GOAL OF THE EXERCISE
Please find all lines in the data that hold the string "settings" and copy them.

──────────────────────────────

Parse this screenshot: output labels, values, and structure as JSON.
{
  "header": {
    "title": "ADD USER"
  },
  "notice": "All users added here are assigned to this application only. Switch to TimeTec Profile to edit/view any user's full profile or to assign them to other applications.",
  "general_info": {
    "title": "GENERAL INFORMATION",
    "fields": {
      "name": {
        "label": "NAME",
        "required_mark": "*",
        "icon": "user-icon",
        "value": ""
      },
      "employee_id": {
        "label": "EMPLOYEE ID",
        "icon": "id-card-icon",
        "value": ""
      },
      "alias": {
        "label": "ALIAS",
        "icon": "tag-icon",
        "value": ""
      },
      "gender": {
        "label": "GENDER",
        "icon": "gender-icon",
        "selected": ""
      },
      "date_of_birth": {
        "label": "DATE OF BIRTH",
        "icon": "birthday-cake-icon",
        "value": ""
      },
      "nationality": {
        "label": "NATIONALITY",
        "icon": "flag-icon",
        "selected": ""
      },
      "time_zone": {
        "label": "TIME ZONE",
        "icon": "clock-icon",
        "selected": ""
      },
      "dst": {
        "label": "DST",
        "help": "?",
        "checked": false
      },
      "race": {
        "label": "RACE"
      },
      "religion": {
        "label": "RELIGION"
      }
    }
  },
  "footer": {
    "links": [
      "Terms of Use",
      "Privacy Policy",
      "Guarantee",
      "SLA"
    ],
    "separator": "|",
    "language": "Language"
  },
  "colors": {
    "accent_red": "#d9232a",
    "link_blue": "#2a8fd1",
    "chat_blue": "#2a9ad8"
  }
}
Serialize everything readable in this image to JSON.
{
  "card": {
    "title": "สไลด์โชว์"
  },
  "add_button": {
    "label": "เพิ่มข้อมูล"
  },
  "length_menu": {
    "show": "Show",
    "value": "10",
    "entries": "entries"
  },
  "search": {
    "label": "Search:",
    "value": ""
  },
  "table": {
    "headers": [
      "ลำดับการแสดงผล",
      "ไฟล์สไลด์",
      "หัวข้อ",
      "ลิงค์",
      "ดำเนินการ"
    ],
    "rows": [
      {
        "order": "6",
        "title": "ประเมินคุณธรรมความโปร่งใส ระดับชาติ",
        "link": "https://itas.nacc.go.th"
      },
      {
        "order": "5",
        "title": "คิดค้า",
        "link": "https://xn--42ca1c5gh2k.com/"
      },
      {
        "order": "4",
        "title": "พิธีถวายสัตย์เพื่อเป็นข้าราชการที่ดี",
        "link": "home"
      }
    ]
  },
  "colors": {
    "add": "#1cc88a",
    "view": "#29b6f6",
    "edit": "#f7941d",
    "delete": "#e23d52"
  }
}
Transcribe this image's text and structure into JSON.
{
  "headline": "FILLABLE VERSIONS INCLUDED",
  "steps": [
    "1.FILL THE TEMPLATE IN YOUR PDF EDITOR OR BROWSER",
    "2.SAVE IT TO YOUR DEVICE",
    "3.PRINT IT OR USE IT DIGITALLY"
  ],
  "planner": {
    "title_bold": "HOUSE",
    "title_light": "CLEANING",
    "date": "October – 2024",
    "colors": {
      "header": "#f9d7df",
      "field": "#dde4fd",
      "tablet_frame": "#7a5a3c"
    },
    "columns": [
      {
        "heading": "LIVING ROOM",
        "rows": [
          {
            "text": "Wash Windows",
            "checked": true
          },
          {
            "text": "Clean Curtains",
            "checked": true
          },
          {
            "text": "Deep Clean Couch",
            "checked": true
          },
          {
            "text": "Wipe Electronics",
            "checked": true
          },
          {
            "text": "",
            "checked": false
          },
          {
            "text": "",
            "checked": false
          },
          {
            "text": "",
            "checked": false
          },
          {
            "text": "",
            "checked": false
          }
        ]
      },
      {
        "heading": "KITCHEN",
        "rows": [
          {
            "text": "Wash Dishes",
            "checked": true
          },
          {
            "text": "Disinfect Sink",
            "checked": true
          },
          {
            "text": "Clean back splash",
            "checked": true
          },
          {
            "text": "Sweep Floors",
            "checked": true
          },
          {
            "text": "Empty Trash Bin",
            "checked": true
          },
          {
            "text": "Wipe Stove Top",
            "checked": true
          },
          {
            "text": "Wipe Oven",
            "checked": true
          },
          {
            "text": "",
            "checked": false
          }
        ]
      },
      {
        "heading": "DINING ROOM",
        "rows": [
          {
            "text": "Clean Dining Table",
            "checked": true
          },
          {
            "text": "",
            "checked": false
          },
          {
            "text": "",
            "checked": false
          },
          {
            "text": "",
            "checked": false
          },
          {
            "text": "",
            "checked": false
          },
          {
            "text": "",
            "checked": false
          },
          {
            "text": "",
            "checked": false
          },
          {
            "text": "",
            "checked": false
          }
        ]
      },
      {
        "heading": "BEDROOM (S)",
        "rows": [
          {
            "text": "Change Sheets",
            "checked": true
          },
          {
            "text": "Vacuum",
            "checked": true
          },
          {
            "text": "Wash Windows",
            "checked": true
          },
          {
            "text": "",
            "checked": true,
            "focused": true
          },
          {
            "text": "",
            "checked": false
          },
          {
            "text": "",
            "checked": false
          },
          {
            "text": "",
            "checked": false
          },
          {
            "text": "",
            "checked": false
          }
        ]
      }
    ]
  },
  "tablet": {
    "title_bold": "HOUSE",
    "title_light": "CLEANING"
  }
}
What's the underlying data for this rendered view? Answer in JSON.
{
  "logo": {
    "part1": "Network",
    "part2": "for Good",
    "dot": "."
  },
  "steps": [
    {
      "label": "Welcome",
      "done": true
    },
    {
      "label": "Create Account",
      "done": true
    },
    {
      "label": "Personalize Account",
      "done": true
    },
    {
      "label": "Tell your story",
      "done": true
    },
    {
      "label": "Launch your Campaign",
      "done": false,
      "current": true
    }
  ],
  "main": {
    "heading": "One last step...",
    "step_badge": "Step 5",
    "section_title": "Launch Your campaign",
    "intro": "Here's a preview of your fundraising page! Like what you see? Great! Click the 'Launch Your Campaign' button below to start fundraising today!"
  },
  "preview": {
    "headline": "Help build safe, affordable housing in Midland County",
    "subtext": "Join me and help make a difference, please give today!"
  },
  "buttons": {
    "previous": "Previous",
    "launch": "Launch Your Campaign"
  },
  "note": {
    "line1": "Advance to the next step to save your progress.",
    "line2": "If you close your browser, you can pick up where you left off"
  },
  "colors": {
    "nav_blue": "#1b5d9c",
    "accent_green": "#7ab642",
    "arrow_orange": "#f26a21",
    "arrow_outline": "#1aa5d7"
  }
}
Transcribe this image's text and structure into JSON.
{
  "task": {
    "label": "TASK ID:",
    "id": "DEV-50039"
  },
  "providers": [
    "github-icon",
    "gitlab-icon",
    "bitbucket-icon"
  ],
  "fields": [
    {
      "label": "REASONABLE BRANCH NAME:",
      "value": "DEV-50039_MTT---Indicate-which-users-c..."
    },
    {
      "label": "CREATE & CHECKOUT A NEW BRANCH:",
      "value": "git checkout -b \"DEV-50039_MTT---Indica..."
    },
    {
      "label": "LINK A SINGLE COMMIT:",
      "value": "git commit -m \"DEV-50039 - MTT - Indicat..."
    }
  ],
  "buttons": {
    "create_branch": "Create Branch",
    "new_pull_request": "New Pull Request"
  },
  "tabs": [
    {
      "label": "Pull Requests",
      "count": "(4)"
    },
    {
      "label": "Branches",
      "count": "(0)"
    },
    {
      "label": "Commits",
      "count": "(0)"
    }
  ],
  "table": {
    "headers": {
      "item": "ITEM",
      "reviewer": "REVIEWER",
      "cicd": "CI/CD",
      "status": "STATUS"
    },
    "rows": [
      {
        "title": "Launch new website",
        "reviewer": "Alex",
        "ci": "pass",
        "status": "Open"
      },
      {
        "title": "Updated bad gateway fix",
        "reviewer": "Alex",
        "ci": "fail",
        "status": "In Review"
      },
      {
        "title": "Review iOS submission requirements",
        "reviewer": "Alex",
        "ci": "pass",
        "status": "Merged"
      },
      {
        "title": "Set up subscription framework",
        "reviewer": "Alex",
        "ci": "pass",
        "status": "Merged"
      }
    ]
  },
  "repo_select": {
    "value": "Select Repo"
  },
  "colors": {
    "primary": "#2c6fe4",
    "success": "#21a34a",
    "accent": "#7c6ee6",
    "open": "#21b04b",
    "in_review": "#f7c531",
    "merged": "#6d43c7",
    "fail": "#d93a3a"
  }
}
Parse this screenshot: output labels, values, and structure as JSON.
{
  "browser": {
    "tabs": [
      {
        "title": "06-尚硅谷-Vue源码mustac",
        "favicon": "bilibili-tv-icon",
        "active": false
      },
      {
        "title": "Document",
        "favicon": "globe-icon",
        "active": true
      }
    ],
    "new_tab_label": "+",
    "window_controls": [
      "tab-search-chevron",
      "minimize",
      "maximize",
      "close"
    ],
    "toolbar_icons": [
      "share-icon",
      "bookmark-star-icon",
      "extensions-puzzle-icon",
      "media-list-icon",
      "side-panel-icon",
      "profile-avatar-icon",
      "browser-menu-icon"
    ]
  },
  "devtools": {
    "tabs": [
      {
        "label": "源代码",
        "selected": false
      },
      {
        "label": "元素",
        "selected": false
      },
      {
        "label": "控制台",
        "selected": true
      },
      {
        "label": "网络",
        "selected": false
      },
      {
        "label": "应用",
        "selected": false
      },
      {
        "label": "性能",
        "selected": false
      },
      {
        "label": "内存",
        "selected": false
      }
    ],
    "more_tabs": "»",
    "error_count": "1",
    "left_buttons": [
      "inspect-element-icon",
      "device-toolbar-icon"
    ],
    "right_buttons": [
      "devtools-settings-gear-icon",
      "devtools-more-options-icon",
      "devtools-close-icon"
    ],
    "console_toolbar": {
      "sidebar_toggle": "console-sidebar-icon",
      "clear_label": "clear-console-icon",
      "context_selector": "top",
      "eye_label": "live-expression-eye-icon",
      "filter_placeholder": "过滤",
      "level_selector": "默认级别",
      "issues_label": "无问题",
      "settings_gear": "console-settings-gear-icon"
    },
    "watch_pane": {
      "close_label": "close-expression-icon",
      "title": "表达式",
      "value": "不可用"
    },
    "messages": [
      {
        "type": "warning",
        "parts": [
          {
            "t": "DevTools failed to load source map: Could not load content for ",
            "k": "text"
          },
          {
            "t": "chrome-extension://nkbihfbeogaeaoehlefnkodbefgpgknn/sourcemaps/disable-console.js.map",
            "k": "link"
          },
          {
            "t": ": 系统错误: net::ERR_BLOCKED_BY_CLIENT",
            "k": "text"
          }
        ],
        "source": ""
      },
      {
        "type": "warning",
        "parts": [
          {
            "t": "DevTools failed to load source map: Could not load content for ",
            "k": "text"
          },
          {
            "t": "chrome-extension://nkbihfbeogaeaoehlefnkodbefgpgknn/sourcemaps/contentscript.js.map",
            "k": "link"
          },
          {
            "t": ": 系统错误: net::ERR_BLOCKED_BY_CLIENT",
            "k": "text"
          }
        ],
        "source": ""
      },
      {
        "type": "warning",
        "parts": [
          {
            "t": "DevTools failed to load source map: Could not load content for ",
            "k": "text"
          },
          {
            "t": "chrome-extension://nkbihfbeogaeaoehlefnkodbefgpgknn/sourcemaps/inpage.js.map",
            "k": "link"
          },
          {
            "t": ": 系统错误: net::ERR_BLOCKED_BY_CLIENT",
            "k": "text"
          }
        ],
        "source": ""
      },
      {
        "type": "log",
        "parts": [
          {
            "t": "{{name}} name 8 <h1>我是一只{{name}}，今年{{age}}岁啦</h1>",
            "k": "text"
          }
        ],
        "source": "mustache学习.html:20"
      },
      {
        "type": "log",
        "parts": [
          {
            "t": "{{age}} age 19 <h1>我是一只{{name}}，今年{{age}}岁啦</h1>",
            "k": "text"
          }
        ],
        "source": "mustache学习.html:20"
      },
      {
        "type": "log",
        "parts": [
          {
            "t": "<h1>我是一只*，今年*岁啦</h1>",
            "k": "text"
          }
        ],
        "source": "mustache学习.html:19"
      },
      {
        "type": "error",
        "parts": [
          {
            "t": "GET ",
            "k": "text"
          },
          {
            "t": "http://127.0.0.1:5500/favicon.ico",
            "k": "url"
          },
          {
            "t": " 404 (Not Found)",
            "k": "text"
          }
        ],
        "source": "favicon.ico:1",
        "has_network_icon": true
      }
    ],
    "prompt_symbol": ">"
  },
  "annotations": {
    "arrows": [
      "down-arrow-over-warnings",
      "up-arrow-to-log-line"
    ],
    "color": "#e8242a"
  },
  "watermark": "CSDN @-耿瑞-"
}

──────────────────────────────

TASK SOLUTION
      "devtools-settings-gear-icon",
      "settings_gear": "console-settings-gear-icon"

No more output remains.